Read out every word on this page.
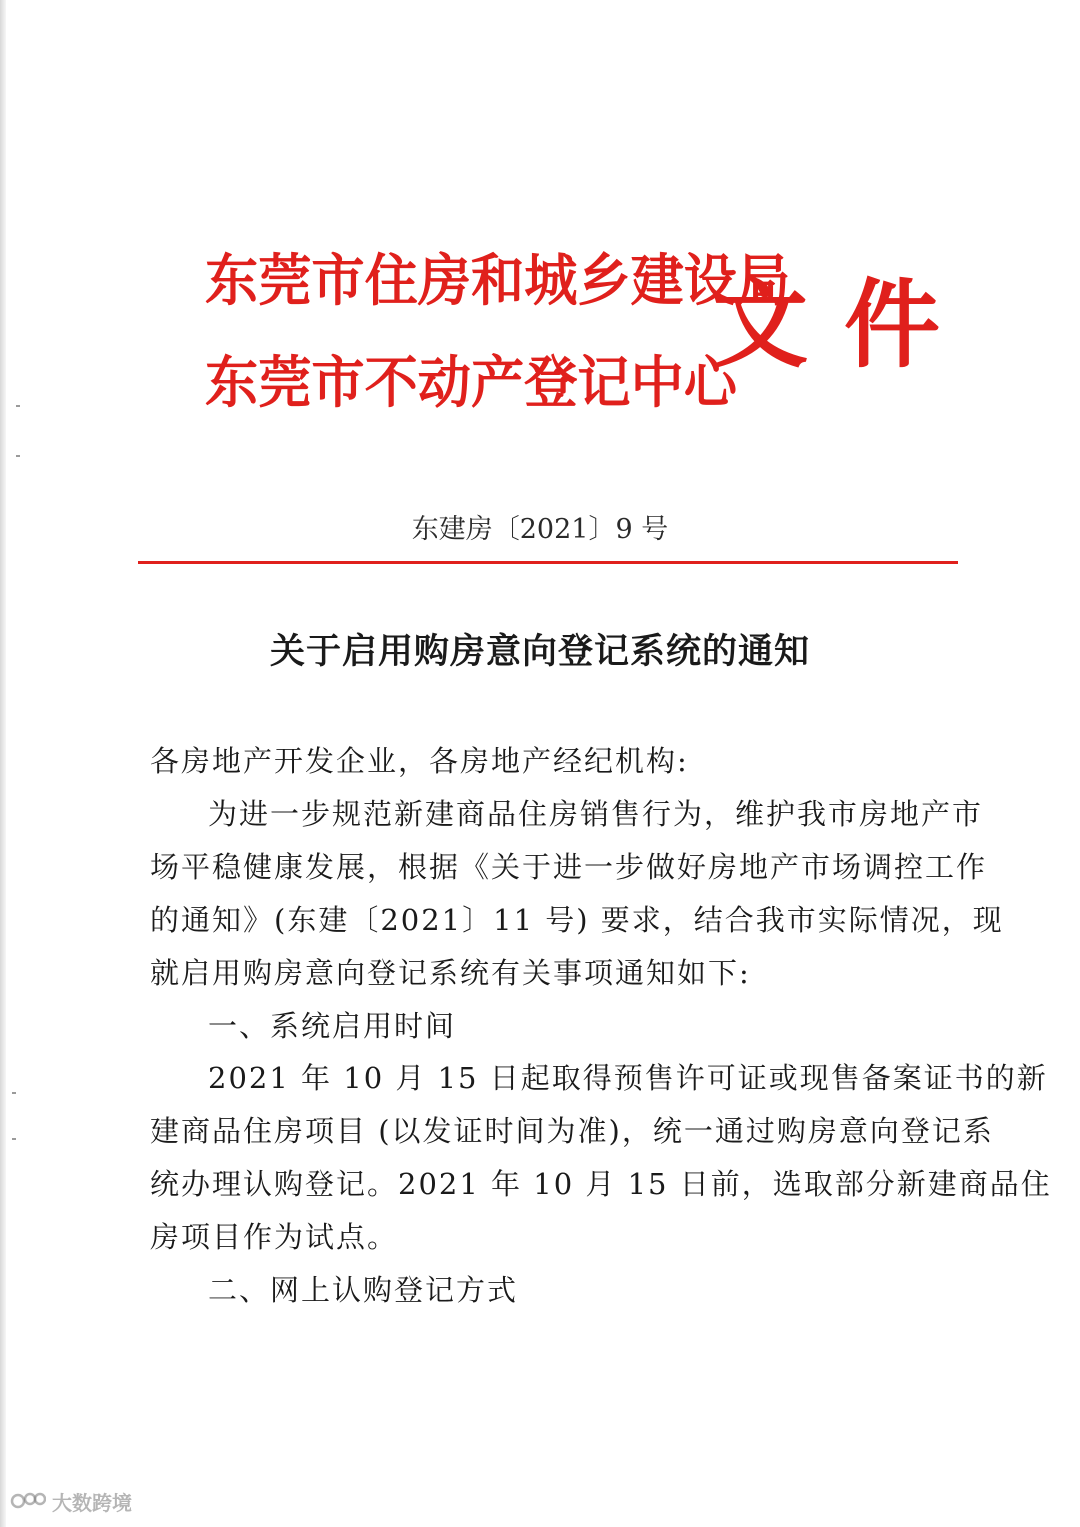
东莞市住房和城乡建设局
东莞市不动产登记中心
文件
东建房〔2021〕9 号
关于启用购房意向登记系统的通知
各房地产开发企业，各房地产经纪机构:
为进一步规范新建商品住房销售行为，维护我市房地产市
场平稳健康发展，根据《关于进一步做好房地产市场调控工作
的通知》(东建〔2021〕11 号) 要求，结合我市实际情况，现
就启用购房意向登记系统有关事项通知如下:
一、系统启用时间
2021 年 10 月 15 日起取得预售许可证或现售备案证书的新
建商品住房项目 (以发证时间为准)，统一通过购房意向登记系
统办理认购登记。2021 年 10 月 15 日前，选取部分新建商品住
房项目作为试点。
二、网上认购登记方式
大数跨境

____

JOB: Repeat all the data as it stands, dropping any images it holds.

PROBLEM SOLUTION:
Read out every word on this page.
东莞市住房和城乡建设局
东莞市不动产登记中心
文件
东建房〔2021〕9 号
关于启用购房意向登记系统的通知
各房地产开发企业，各房地产经纪机构:
为进一步规范新建商品住房销售行为，维护我市房地产市
场平稳健康发展，根据《关于进一步做好房地产市场调控工作
的通知》(东建〔2021〕11 号) 要求，结合我市实际情况，现
就启用购房意向登记系统有关事项通知如下:
一、系统启用时间
2021 年 10 月 15 日起取得预售许可证或现售备案证书的新
建商品住房项目 (以发证时间为准)，统一通过购房意向登记系
统办理认购登记。2021 年 10 月 15 日前，选取部分新建商品住
房项目作为试点。
二、网上认购登记方式
大数跨境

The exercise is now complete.